(Data entries)
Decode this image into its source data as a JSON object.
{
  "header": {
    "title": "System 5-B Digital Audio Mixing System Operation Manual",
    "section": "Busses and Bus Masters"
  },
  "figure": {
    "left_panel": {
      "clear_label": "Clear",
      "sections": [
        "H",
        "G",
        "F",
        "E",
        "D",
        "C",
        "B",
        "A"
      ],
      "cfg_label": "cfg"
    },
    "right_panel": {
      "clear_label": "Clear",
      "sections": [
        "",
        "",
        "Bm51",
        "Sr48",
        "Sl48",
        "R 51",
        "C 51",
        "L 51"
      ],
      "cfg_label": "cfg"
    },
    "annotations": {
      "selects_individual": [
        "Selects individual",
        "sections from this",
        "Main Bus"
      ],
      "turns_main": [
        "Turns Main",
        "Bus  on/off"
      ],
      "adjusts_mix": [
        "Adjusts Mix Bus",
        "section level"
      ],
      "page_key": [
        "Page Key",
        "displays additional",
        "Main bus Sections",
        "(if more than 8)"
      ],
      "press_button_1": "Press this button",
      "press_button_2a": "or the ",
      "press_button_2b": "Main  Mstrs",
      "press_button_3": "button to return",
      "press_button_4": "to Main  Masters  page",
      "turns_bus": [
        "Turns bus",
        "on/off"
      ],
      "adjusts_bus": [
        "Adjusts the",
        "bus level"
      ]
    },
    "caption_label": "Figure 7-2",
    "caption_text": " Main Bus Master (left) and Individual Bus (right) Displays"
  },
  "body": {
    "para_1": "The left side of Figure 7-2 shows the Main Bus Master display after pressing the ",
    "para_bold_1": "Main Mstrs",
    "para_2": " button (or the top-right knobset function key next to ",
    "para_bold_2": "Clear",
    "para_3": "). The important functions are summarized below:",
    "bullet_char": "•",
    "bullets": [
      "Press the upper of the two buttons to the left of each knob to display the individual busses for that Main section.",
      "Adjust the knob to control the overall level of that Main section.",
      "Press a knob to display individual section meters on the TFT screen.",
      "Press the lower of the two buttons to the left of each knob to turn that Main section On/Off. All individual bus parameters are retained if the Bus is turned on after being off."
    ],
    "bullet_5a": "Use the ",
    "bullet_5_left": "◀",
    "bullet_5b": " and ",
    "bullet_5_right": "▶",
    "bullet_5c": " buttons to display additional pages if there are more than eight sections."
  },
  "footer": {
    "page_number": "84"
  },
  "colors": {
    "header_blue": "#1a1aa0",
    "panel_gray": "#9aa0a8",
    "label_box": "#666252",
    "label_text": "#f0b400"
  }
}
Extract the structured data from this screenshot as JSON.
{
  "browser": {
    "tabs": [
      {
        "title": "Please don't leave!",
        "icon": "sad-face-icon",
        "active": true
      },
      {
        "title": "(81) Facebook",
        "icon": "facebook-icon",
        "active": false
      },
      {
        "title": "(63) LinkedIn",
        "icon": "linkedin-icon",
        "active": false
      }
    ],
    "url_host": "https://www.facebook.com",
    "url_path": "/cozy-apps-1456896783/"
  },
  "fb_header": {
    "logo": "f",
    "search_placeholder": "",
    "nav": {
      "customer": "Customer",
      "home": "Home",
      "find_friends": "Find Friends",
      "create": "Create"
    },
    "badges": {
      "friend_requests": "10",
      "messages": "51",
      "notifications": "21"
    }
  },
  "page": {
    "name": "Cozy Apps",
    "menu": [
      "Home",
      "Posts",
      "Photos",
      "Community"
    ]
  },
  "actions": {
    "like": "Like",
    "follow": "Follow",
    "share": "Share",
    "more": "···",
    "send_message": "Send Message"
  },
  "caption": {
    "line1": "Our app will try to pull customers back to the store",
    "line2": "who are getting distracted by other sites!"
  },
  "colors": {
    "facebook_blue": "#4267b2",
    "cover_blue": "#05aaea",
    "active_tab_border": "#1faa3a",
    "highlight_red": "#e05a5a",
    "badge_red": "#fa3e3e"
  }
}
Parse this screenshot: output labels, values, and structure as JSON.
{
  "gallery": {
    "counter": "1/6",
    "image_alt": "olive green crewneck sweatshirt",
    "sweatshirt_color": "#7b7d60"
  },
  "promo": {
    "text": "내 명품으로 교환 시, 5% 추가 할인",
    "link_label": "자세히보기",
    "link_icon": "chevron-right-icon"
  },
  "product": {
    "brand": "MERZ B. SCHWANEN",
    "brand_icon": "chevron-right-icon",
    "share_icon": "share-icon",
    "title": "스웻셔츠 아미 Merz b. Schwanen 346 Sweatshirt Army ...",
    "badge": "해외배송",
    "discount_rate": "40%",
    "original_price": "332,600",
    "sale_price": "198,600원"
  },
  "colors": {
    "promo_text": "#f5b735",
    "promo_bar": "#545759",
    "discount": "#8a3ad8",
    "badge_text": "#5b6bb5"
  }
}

[Directions]
Look over the listing above. Pick out and copy every line that includes "additional".

[Output of the exercise]
        "displays additional",
    "bullet_5c": " buttons to display additional pages if there are more than eight sections."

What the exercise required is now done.